═════ Records ═════
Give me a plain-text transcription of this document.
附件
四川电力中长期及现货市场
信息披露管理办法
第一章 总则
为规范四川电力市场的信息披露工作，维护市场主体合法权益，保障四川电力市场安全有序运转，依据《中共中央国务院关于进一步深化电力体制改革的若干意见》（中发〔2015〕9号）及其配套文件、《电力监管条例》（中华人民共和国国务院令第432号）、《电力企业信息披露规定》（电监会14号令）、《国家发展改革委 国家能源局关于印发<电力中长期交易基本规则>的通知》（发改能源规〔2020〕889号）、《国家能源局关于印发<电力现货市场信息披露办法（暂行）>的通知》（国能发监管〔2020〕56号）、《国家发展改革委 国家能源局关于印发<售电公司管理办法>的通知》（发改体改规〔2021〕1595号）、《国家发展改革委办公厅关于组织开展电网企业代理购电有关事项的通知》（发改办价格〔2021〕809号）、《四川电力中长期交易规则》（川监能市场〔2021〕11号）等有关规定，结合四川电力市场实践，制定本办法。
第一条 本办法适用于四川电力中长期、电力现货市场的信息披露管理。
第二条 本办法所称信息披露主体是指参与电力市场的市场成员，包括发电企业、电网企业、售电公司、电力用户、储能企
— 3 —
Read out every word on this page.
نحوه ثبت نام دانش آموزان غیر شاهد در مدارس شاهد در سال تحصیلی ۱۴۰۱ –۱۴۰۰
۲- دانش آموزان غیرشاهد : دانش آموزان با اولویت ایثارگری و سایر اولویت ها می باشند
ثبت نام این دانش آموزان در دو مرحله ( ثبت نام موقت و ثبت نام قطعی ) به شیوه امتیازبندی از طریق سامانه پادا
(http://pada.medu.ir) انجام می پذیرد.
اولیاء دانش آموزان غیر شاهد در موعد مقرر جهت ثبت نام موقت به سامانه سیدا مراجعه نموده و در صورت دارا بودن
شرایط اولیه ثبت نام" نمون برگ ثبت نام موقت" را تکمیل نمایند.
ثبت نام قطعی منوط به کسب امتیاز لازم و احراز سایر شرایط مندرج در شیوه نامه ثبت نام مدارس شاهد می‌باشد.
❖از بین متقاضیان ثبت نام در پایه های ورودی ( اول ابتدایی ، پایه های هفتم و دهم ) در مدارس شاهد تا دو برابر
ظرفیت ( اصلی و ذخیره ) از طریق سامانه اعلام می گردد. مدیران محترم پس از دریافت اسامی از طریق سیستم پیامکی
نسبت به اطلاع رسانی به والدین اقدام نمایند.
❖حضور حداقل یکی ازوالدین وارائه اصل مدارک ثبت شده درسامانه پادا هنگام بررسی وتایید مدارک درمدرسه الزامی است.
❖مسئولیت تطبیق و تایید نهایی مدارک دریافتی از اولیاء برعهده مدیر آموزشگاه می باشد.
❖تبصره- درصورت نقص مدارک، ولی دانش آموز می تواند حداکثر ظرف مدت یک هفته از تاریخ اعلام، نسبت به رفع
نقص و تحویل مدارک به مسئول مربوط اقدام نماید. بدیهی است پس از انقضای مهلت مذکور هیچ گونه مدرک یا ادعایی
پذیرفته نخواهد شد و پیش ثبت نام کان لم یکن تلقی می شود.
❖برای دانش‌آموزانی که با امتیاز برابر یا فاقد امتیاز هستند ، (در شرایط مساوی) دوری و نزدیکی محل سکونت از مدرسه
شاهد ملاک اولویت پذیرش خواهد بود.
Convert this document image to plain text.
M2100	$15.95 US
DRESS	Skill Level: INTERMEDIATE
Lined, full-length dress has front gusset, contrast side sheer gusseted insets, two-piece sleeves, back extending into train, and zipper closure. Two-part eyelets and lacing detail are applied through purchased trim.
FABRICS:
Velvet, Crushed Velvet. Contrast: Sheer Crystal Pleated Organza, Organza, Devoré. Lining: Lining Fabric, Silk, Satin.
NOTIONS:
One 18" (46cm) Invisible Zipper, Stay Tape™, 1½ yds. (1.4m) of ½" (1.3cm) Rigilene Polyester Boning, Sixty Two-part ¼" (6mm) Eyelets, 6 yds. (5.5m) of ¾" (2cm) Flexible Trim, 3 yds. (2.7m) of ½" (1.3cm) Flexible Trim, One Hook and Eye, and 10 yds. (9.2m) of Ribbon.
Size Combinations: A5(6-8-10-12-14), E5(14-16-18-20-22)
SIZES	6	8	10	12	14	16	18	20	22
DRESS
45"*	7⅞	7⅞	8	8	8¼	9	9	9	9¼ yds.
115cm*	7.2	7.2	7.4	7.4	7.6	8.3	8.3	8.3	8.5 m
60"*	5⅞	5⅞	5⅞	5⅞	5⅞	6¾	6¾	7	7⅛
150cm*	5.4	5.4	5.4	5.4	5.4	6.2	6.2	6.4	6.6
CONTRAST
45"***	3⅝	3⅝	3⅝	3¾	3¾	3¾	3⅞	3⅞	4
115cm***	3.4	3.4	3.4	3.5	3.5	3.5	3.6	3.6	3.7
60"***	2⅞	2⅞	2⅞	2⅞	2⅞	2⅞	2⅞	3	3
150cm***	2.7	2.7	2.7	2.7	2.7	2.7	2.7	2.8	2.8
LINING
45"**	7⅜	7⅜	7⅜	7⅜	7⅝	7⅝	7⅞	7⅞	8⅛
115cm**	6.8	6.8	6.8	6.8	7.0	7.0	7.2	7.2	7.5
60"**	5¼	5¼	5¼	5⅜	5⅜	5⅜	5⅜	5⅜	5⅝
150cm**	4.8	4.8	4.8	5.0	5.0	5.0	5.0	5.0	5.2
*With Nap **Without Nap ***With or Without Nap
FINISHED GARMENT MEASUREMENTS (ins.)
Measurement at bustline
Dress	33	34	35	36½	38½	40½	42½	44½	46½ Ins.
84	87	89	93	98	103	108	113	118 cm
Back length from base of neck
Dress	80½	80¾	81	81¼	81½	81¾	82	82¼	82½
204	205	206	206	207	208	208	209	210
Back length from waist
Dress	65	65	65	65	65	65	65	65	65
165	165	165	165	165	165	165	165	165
═════
_Objective_
Locate all lines in the listing above with the word "مدارس" and copy them.

_Task answer_
نحوه ثبت نام دانش آموزان غیر شاهد در مدارس شاهد در سال تحصیلی ۱۴۰۱ –۱۴۰۰
ثبت نام قطعی منوط به کسب امتیاز لازم و احراز سایر شرایط مندرج در شیوه نامه ثبت نام مدارس شاهد می‌باشد.
❖از بین متقاضیان ثبت نام در پایه های ورودی ( اول ابتدایی ، پایه های هفتم و دهم ) در مدارس شاهد تا دو برابر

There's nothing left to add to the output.